* TASK TO CARRY OUT:
Examine the entries below, count the lines holding the string "title", and respond with the number only.

______________________________

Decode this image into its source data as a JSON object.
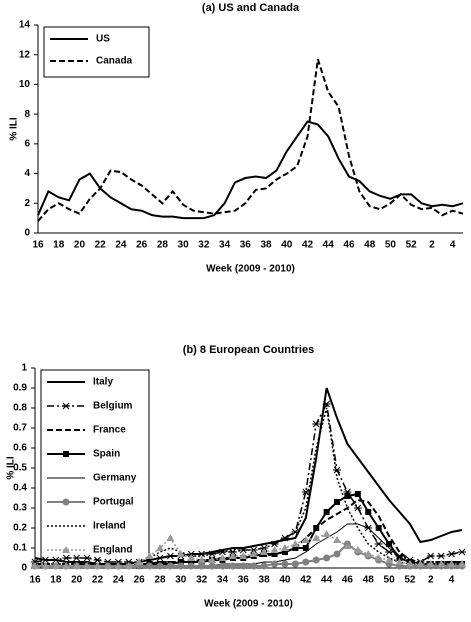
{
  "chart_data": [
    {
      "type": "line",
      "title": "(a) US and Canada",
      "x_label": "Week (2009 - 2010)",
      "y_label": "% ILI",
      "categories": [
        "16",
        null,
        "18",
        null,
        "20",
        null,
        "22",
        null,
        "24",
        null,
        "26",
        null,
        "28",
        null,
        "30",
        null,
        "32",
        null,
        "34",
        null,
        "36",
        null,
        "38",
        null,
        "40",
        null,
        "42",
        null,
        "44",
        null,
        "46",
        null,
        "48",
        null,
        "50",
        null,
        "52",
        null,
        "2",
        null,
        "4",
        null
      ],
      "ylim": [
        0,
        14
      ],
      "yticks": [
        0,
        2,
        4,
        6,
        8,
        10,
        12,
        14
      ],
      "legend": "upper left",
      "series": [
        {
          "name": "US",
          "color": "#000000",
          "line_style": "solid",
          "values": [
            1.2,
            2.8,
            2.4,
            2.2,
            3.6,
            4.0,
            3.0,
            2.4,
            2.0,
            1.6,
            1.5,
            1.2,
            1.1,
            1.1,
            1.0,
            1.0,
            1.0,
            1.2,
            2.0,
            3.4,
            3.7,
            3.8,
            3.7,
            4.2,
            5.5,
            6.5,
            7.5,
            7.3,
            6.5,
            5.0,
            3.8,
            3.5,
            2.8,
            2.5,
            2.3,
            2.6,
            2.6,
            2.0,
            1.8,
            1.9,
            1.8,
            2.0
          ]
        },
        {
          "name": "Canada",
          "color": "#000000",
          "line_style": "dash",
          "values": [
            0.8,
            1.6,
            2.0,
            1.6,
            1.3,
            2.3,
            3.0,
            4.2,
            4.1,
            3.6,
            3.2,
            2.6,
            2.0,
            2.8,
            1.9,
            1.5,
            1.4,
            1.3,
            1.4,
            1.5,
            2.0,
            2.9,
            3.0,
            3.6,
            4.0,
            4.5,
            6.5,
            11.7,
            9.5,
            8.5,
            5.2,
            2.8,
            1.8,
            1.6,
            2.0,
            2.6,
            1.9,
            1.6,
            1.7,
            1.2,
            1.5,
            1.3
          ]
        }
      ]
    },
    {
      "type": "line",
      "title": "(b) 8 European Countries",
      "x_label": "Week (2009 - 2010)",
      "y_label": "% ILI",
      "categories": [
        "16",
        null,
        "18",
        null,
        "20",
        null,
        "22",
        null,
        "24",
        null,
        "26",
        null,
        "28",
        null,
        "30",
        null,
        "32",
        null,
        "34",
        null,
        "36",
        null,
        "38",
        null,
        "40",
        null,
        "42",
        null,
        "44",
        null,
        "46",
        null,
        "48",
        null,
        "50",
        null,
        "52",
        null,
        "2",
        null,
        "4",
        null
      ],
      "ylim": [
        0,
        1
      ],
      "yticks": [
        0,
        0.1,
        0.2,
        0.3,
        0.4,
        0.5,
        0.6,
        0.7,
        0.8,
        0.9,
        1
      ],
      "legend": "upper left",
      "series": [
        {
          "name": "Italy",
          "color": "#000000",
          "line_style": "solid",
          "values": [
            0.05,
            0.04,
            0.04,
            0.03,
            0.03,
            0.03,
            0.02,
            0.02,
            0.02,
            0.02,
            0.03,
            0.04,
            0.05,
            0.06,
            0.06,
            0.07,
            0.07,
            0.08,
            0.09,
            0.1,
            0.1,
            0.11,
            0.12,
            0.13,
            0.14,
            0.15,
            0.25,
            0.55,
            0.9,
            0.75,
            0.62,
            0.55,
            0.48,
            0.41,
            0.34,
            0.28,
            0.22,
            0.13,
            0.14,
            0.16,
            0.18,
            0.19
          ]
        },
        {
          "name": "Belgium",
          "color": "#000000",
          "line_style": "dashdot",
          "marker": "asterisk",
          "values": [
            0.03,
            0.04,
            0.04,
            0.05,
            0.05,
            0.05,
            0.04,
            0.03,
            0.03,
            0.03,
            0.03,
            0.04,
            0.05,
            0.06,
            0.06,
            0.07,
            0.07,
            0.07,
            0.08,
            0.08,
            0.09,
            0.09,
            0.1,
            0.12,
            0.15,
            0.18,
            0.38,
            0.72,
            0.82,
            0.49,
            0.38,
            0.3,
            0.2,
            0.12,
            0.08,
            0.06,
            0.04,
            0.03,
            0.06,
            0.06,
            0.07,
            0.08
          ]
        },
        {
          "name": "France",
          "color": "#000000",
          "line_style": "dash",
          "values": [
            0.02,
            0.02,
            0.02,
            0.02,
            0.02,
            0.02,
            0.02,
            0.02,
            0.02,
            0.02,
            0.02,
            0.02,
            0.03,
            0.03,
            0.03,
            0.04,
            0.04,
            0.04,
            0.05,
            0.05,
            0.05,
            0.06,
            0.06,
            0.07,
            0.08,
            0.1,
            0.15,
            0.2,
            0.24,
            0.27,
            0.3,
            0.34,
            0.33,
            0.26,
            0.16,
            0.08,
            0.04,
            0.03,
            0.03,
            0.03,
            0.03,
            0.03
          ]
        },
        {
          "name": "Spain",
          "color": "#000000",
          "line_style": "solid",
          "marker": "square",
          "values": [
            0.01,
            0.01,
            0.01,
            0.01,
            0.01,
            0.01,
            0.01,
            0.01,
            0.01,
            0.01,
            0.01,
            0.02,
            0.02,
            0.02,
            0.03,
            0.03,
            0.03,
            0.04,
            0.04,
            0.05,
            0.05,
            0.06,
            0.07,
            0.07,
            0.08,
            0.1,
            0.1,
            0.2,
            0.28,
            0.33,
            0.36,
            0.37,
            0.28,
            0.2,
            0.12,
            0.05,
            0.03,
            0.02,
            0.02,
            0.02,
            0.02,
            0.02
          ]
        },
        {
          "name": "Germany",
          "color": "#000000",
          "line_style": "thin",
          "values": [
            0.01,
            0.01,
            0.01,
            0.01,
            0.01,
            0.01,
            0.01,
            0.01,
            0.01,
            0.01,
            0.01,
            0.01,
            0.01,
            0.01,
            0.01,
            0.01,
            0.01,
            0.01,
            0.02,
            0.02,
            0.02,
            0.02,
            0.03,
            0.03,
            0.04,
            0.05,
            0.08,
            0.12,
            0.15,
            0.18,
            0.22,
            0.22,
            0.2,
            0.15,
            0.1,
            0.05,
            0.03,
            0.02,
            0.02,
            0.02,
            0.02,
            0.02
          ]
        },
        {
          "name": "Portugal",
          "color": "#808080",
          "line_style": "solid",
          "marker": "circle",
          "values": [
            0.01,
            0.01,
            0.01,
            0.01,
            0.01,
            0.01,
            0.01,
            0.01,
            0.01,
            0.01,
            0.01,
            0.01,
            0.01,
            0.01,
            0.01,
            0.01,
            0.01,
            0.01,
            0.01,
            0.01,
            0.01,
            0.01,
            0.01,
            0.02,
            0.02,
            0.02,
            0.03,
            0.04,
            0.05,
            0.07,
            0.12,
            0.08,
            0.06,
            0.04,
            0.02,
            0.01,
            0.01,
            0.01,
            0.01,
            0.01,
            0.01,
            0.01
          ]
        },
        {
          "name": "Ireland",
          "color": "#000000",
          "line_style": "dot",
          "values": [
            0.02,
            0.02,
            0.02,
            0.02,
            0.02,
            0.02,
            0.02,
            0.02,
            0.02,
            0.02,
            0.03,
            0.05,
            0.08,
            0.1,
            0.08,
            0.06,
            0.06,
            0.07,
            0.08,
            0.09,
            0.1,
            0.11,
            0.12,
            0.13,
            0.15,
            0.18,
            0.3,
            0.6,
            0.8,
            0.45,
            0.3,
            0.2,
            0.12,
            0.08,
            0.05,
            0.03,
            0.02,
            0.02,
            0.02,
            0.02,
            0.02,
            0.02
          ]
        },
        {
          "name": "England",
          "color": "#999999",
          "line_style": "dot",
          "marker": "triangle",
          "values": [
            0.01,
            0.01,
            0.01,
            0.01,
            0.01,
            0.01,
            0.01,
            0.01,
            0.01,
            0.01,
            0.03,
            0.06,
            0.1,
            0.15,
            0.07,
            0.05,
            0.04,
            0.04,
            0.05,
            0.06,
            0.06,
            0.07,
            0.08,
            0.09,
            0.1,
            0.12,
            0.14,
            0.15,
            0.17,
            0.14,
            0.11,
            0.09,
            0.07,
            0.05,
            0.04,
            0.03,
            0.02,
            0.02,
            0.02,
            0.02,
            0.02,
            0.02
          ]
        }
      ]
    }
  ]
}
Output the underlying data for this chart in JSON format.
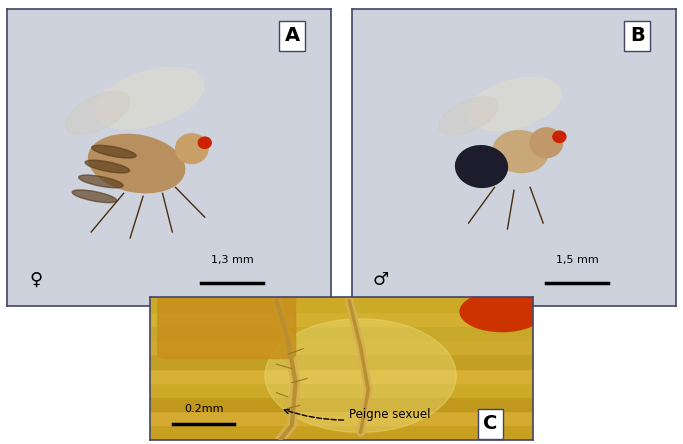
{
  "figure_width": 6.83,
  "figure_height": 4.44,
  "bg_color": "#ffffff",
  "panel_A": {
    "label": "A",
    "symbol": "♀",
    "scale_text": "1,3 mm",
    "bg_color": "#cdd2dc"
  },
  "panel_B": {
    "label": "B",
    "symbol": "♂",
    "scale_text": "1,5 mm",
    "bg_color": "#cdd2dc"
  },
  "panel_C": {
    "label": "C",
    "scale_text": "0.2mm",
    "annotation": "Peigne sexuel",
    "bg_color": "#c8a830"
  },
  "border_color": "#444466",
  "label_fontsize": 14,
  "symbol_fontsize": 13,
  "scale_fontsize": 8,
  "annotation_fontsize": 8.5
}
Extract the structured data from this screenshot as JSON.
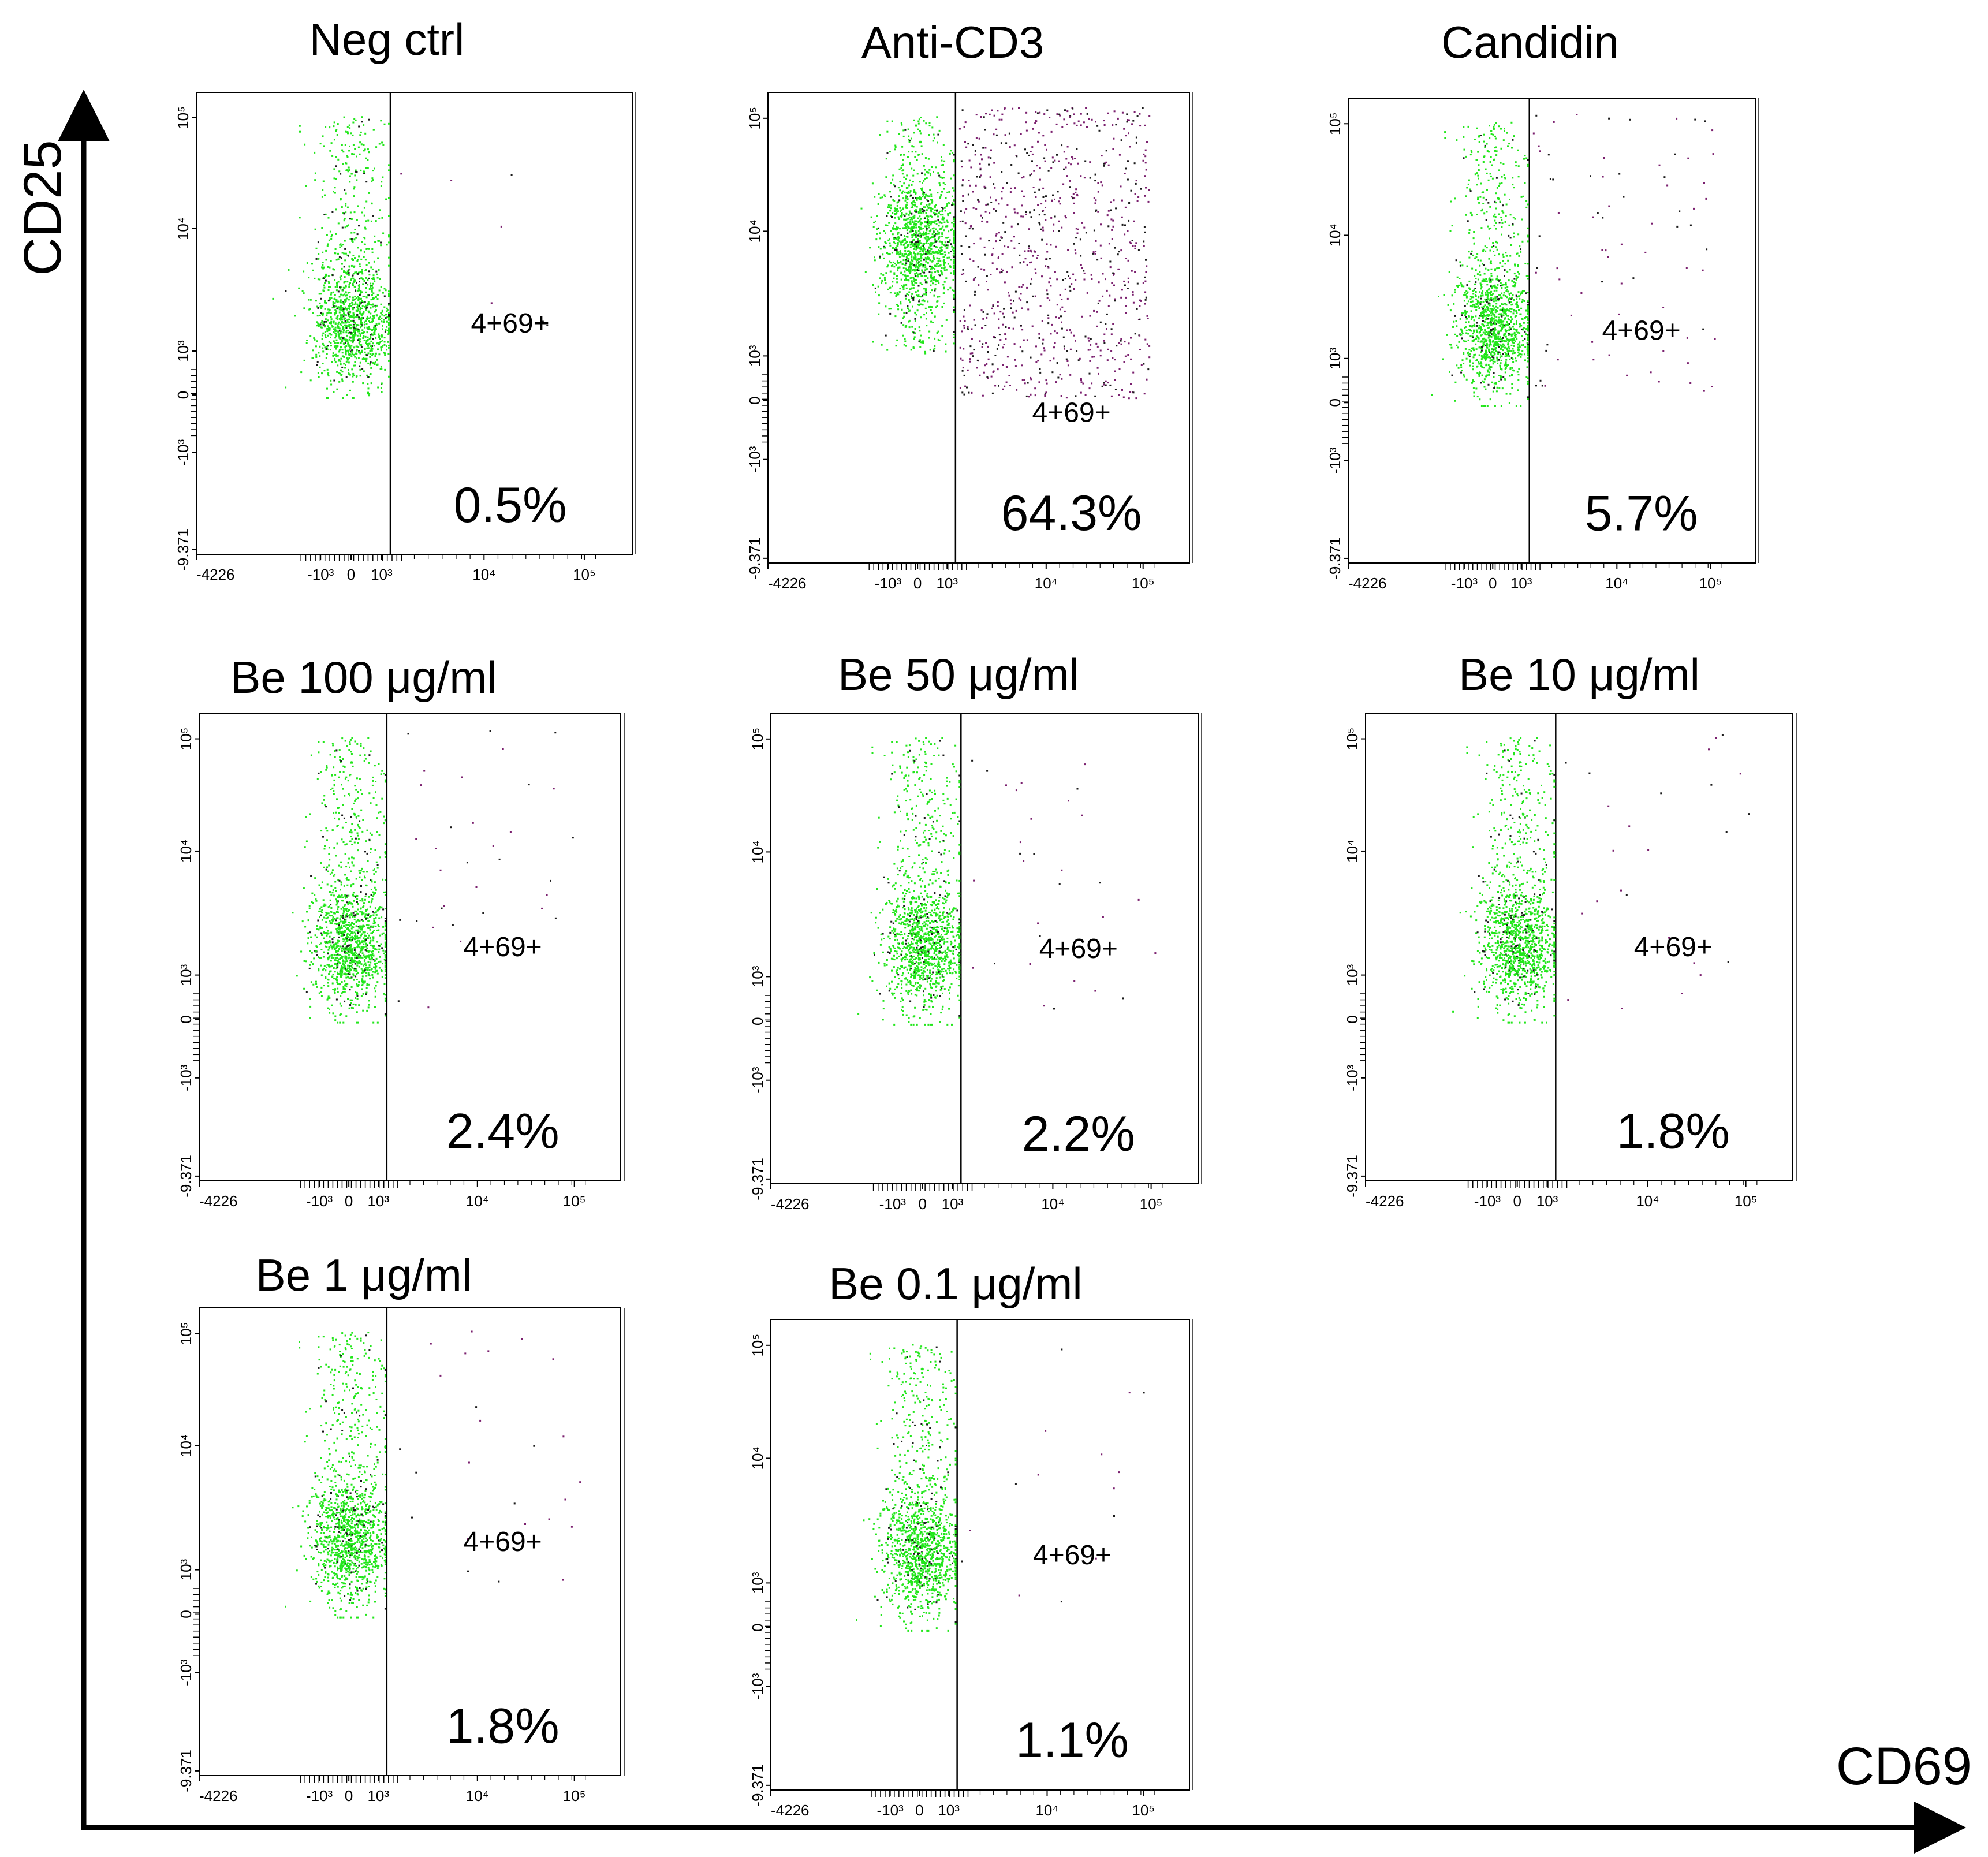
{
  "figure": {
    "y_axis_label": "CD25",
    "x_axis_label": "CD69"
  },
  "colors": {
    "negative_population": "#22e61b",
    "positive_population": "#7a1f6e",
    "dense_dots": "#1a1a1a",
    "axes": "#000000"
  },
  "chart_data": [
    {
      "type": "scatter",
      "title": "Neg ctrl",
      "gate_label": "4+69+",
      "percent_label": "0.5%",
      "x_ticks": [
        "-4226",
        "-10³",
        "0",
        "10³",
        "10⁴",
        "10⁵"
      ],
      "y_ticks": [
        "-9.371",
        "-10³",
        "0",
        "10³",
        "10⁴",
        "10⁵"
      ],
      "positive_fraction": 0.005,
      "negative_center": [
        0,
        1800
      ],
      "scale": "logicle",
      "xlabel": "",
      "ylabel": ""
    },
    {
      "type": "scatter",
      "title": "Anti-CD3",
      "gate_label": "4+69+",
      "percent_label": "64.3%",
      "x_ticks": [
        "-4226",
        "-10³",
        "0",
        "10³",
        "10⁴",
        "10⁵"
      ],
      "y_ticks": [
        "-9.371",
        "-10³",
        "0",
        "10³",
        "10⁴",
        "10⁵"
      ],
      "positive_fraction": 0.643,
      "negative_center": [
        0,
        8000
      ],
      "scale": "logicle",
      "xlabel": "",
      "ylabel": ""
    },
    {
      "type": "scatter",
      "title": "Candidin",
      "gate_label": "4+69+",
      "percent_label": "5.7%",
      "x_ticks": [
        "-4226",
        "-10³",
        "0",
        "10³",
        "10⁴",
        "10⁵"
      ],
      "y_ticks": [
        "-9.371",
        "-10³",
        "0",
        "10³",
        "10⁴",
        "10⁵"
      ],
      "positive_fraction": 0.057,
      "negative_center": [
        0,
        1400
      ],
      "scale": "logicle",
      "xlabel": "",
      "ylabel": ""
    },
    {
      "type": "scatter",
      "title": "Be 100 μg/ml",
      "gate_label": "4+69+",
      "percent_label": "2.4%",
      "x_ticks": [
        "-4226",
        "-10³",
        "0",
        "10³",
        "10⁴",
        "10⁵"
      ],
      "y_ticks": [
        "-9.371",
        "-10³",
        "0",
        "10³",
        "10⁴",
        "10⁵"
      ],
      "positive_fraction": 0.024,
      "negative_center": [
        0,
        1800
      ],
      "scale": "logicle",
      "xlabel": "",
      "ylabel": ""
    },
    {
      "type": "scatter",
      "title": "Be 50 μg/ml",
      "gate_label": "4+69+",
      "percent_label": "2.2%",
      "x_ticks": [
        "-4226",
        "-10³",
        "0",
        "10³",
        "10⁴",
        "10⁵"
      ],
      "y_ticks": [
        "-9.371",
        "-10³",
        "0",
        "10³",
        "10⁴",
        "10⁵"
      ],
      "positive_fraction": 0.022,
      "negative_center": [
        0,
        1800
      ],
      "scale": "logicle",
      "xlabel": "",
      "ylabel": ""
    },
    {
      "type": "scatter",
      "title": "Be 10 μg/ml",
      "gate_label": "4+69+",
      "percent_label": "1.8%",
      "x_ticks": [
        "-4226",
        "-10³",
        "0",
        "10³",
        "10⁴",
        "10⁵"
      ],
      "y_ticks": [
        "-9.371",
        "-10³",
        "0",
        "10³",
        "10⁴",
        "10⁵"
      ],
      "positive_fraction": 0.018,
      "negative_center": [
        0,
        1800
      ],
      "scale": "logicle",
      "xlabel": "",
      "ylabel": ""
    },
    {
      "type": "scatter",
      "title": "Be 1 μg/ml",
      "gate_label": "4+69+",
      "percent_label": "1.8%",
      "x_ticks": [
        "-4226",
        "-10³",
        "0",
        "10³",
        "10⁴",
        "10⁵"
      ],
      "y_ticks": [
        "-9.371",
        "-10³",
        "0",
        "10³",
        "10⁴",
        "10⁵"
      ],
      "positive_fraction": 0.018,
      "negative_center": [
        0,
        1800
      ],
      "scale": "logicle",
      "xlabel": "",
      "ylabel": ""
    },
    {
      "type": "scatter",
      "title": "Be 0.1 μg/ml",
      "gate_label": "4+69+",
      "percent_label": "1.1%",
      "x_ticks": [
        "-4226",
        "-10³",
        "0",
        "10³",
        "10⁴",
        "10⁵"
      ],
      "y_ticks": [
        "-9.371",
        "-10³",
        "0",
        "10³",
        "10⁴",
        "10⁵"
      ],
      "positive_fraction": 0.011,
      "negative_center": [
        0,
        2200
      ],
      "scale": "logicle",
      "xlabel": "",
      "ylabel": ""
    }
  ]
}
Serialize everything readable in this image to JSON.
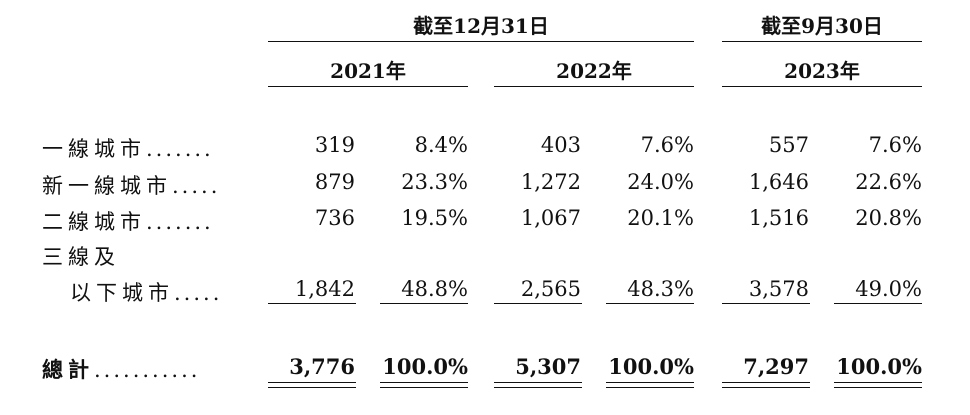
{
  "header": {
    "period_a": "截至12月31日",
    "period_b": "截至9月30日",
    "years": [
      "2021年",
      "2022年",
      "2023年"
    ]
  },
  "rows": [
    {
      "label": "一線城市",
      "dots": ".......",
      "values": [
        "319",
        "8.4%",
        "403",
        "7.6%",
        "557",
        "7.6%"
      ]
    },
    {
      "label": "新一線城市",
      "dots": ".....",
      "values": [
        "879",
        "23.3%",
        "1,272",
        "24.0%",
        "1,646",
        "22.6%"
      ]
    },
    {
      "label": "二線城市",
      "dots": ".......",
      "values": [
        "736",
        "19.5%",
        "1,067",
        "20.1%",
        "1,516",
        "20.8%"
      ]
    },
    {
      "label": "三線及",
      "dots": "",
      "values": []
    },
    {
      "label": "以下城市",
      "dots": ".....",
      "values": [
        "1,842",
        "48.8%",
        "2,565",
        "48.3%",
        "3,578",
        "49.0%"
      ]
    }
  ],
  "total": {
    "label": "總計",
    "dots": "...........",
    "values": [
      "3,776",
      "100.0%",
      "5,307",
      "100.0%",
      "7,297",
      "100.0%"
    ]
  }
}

______________________________

* RESULT:
10